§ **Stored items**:

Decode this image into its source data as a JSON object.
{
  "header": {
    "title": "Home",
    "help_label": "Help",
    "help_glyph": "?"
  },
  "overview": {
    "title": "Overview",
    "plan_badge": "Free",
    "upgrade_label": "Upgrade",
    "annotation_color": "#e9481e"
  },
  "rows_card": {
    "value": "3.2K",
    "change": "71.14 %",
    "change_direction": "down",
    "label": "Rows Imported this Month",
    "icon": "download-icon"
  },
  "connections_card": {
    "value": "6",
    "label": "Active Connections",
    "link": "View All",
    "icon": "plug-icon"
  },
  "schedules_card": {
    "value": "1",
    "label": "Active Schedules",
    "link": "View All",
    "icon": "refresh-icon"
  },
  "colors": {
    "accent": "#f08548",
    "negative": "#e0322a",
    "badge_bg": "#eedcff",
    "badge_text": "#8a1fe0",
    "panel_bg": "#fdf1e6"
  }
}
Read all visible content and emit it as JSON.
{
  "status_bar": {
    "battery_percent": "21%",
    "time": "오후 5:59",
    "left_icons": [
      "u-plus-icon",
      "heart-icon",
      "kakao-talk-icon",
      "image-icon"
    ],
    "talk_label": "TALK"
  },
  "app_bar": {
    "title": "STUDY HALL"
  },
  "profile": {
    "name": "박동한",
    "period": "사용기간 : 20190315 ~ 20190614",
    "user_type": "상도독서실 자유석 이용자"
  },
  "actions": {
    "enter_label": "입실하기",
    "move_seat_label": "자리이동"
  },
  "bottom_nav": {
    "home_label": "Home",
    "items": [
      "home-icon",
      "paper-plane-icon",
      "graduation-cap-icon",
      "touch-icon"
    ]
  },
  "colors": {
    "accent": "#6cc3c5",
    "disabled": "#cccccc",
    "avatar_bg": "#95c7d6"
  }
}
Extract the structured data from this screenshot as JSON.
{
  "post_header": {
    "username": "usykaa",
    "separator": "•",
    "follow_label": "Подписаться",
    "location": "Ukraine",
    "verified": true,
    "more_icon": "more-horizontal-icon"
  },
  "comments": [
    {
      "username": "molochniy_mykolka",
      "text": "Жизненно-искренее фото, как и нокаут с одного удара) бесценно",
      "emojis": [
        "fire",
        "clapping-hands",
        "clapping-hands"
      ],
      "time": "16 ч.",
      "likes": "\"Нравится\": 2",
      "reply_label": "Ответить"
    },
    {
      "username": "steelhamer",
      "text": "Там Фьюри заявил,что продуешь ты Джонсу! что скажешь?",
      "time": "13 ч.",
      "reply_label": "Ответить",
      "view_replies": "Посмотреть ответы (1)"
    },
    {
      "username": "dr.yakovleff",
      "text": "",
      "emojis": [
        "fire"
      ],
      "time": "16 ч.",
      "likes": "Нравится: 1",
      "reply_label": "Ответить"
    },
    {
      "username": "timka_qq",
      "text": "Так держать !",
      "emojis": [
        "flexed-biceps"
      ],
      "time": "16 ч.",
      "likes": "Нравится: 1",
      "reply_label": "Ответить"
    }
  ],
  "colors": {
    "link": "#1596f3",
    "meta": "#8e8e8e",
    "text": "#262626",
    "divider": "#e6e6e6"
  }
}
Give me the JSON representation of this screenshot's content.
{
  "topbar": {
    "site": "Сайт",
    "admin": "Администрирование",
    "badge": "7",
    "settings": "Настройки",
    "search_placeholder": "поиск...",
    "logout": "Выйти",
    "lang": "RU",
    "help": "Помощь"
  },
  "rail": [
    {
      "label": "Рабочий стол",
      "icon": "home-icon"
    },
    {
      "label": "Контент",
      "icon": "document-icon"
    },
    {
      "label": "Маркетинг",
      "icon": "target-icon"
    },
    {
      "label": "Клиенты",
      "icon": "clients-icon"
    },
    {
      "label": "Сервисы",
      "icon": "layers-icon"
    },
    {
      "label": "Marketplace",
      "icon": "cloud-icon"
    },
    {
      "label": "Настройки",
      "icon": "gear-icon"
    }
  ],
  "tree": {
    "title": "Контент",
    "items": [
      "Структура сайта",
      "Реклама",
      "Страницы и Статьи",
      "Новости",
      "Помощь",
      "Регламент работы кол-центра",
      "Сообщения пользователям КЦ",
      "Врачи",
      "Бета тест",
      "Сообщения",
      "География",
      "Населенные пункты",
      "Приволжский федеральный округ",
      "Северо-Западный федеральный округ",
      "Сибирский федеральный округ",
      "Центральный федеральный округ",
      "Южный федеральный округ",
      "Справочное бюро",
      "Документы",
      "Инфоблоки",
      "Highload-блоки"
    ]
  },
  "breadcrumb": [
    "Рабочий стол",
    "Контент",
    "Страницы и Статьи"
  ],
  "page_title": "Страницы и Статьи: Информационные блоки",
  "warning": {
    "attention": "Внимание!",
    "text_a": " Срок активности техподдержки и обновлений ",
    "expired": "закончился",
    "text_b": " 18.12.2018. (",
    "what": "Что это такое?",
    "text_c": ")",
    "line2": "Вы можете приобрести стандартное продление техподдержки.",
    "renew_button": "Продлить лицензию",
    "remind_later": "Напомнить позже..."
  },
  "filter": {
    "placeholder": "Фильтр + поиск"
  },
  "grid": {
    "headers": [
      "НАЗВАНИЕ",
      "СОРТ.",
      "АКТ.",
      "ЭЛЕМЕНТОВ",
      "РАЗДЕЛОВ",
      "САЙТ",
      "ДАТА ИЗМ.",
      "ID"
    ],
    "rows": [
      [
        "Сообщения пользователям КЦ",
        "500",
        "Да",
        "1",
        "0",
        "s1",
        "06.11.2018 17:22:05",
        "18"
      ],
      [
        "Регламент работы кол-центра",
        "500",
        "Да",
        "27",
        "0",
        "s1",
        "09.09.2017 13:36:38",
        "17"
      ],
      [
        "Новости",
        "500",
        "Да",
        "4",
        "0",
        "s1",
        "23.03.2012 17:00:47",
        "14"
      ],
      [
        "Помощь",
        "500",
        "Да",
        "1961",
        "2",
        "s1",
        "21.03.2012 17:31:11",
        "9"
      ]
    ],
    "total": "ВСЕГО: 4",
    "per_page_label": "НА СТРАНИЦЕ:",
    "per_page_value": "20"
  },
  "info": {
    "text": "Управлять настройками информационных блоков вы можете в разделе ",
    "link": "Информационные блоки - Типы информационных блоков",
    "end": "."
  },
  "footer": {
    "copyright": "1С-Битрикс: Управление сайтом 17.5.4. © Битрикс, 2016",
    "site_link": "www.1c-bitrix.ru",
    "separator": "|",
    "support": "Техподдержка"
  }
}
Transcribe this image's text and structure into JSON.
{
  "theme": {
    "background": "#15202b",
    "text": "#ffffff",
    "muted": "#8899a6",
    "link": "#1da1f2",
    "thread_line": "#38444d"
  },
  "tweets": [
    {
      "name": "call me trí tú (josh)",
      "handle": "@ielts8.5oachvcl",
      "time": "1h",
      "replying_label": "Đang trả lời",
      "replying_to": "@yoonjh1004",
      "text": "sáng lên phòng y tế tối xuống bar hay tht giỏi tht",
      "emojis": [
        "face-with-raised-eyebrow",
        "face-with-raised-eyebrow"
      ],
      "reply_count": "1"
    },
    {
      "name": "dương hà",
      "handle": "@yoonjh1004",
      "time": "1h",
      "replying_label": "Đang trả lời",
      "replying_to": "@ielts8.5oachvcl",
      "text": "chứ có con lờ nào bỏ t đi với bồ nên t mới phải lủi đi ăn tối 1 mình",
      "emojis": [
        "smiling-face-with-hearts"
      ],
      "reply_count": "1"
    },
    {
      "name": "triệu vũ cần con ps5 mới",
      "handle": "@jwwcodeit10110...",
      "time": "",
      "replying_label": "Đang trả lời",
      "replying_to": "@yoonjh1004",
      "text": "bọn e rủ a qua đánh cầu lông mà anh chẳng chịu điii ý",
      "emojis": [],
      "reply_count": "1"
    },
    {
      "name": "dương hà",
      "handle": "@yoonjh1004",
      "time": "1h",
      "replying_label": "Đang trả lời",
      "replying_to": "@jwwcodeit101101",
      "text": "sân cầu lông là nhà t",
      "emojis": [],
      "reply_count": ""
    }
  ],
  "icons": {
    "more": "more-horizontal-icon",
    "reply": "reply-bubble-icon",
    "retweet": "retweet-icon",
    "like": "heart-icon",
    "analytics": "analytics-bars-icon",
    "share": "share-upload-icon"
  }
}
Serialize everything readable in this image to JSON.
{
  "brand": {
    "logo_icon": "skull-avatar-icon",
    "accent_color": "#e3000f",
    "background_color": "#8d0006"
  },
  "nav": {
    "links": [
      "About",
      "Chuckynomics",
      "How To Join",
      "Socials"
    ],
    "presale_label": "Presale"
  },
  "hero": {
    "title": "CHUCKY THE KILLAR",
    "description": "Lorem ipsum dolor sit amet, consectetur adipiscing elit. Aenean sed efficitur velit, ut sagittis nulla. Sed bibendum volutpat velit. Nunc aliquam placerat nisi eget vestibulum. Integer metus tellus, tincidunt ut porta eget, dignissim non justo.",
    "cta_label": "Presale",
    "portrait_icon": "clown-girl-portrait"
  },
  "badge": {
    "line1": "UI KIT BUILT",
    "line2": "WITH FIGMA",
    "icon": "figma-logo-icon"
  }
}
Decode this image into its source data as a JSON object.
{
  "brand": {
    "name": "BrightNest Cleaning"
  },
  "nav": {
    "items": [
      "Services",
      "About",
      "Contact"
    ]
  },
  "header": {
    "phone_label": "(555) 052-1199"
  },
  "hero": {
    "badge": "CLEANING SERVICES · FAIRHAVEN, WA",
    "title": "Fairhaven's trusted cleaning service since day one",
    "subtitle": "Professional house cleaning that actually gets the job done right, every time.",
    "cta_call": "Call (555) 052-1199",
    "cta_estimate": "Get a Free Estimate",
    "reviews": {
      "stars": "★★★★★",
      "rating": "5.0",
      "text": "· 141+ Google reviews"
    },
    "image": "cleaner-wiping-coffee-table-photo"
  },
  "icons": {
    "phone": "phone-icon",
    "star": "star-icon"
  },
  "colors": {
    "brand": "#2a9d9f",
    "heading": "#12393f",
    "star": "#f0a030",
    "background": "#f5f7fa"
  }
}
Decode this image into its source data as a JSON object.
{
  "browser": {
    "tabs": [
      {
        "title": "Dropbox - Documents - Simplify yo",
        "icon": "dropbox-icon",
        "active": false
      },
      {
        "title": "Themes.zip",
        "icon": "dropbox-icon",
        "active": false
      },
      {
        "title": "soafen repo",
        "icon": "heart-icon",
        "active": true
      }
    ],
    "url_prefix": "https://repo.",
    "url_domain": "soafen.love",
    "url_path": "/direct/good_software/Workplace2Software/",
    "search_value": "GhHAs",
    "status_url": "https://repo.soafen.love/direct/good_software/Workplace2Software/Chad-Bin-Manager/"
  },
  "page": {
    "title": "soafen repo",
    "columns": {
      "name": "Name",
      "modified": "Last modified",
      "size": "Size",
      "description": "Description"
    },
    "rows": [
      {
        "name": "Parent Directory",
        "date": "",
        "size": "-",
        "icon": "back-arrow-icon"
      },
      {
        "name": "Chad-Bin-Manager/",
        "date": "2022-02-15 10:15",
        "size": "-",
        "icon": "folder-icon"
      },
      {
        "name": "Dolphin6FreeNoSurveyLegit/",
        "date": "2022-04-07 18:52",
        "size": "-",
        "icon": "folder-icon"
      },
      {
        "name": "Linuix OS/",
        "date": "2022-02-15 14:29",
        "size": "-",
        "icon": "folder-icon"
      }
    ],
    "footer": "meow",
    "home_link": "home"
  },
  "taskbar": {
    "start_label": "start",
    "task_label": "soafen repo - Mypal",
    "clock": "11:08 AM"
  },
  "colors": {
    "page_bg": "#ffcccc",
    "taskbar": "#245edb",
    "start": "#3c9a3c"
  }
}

§ **GIVEN INSTRUCTION**: Out of the preceding entries, pull every line containing the string "JSON".

§ **EXERCISE ANSWER**:
Decode this image into its source data as a JSON object.
Read all visible content and emit it as JSON.
Extract the structured data from this screenshot as JSON.
Give me the JSON representation of this screenshot's content.
Transcribe this image's text and structure into JSON.
Serialize everything readable in this image to JSON.
Decode this image into its source data as a JSON object.
Decode this image into its source data as a JSON object.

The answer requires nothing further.